- **What the task asks**: Copy the passage of the OASIS excerpt below between "The use of parallelism" and "specified dependability properties.", inclusive, and substitute "multithreaded programming" for "multitask programming".

- **Selected excerpt**:

━━━━━━━━━━━━━━━━

Its implementation corresponds to a "sequential" execution model in our preceding 
classification. Fault tolerance and parallelism mechanisms that are developed inside 
one processor, don’t match the focused problem for designing a safety critical real- 
time system that will be oversized. 

The use of parallelism techniques (e.g. multitask programming) in the design and 
the implementation steps of safety critical systems, while still ensuring strong safety 
properties, is the main focus of our approach. The OASIS approach [2] [3] proposes 
rules and methods for safety critical application engineering. It allows to design and 
to implement parallel programs with fully deterministic and predictable behaviors and 
thus to guarantee specified dependability properties. 



2. The OASIS Model 

The OASIS approach is object-based: processing and data are encapsulated in the 
same structure, and data have only one writer (the owner task). Few assumptions are 
made about task nature. We suppose first that the number of system tasks is off-line 
fixed, and secondly that all iterative algorithms are bounded by known limits.

━━━━━━━━━━━━━━━━

- **Recorded data**:
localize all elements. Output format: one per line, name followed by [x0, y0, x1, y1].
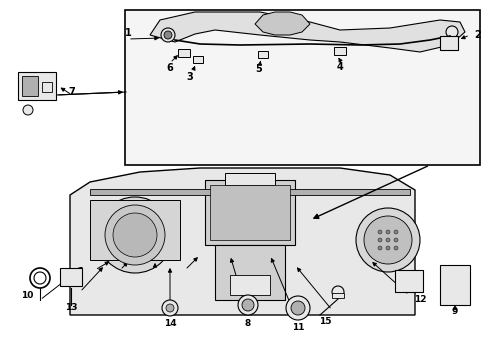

━━━━━━━━━━━━━━━━

- **Task answer**:
The use of parallelism techniques (e.g. multithreaded programming) in the design and 
the implementation steps of safety critical systems, while still ensuring strong safety 
properties, is the main focus of our approach. The OASIS approach [2] [3] proposes 
rules and methods for safety critical application engineering. It allows to design and 
to implement parallel programs with fully deterministic and predictable behaviors and 
thus to guarantee specified dependability properties.